### Exercise instructions
Exactly as written, retype the listing below, omitting the pictures.
========================================================================
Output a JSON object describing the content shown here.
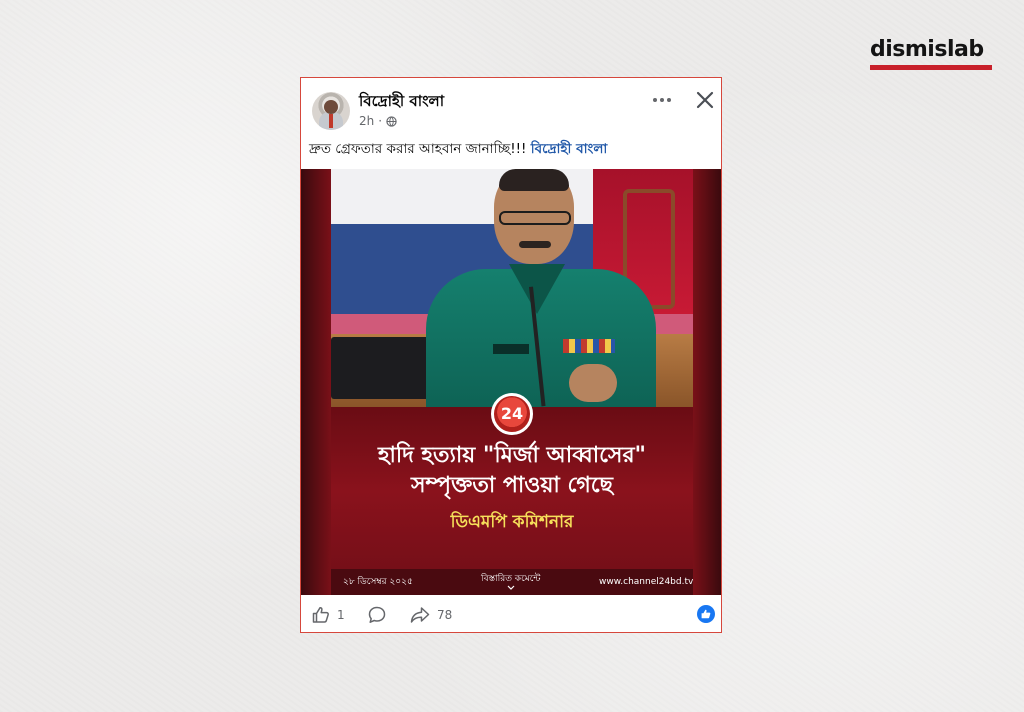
{
  "brand": {
    "name": "dismislab",
    "accent_color": "#c8202a"
  },
  "post": {
    "page_name": "বিদ্রোহী বাংলা",
    "time": "2h",
    "separator": "·",
    "caption_text": "দ্রুত গ্রেফতার করার আহবান জানাচ্ছি!!! ",
    "caption_tag": "বিদ্রোহী বাংলা",
    "media": {
      "channel_logo_text": "24",
      "headline_line1": "হাদি হত্যায় \"মির্জা আব্বাসের\"",
      "headline_line2": "সম্পৃক্ততা পাওয়া গেছে",
      "source": "ডিএমপি কমিশনার",
      "date": "২৮ ডিসেম্বর ২০২৫",
      "details_label": "বিস্তারিত কমেন্টে",
      "website": "www.channel24bd.tv"
    },
    "actions": {
      "like_count": "1",
      "share_count": "78"
    },
    "colors": {
      "link_blue": "#2158a8",
      "like_blue": "#1877f2",
      "border_red": "#d6473c"
    }
  }
}
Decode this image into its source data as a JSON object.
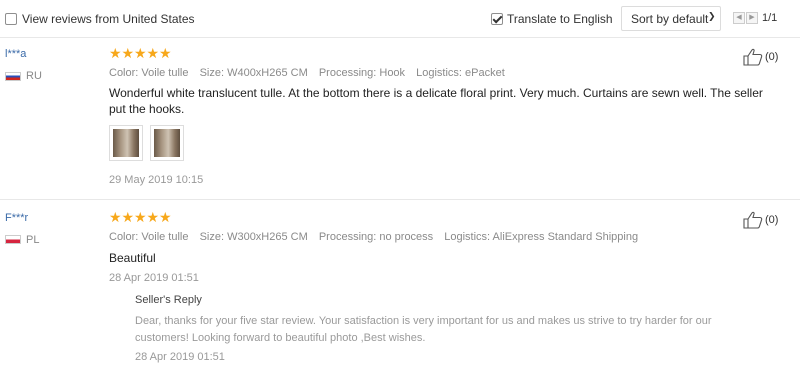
{
  "toolbar": {
    "filter_country_label": "View reviews from United States",
    "filter_country_checked": false,
    "translate_label": "Translate to English",
    "translate_checked": true,
    "sort_label": "Sort by default",
    "pagination": "1/1"
  },
  "reviews": [
    {
      "user": "l***a",
      "country": "RU",
      "rating": 5,
      "color": "Color: Voile tulle",
      "size": "Size: W400xH265 CM",
      "processing": "Processing: Hook",
      "logistics": "Logistics: ePacket",
      "text": "Wonderful white translucent tulle. At the bottom there is a delicate floral print. Very much. Curtains are sewn well. The seller put the hooks.",
      "photos": 2,
      "date": "29 May 2019 10:15",
      "likes": "(0)"
    },
    {
      "user": "F***r",
      "country": "PL",
      "rating": 5,
      "color": "Color: Voile tulle",
      "size": "Size: W300xH265 CM",
      "processing": "Processing: no process",
      "logistics": "Logistics: AliExpress Standard Shipping",
      "text": "Beautiful",
      "date": "28 Apr 2019 01:51",
      "likes": "(0)",
      "reply": {
        "title": "Seller's Reply",
        "text": "Dear, thanks for your five star review. Your satisfaction is very important for us and makes us strive to try harder for our customers! Looking forward to beautiful photo ,Best wishes.",
        "date": "28 Apr 2019 01:51"
      }
    }
  ]
}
========================================================================
### Answer to the task
Output a JSON object describing the content shown here.
{
  "brand": {
    "name": "dismislab",
    "accent_color": "#c8202a"
  },
  "post": {
    "page_name": "বিদ্রোহী বাংলা",
    "time": "2h",
    "separator": "·",
    "caption_text": "দ্রুত গ্রেফতার করার আহবান জানাচ্ছি!!! ",
    "caption_tag": "বিদ্রোহী বাংলা",
    "media": {
      "channel_logo_text": "24",
      "headline_line1": "হাদি হত্যায় \"মির্জা আব্বাসের\"",
      "headline_line2": "সম্পৃক্ততা পাওয়া গেছে",
      "source": "ডিএমপি কমিশনার",
      "date": "২৮ ডিসেম্বর ২০২৫",
      "details_label": "বিস্তারিত কমেন্টে",
      "website": "www.channel24bd.tv"
    },
    "actions": {
      "like_count": "1",
      "share_count": "78"
    },
    "colors": {
      "link_blue": "#2158a8",
      "like_blue": "#1877f2",
      "border_red": "#d6473c"
    }
  }
}
Decode this image into its source data as a JSON object.
{
  "toolbar": {
    "filter_country_label": "View reviews from United States",
    "filter_country_checked": false,
    "translate_label": "Translate to English",
    "translate_checked": true,
    "sort_label": "Sort by default",
    "pagination": "1/1"
  },
  "reviews": [
    {
      "user": "l***a",
      "country": "RU",
      "rating": 5,
      "color": "Color: Voile tulle",
      "size": "Size: W400xH265 CM",
      "processing": "Processing: Hook",
      "logistics": "Logistics: ePacket",
      "text": "Wonderful white translucent tulle. At the bottom there is a delicate floral print. Very much. Curtains are sewn well. The seller put the hooks.",
      "photos": 2,
      "date": "29 May 2019 10:15",
      "likes": "(0)"
    },
    {
      "user": "F***r",
      "country": "PL",
      "rating": 5,
      "color": "Color: Voile tulle",
      "size": "Size: W300xH265 CM",
      "processing": "Processing: no process",
      "logistics": "Logistics: AliExpress Standard Shipping",
      "text": "Beautiful",
      "date": "28 Apr 2019 01:51",
      "likes": "(0)",
      "reply": {
        "title": "Seller's Reply",
        "text": "Dear, thanks for your five star review. Your satisfaction is very important for us and makes us strive to try harder for our customers! Looking forward to beautiful photo ,Best wishes.",
        "date": "28 Apr 2019 01:51"
      }
    }
  ]
}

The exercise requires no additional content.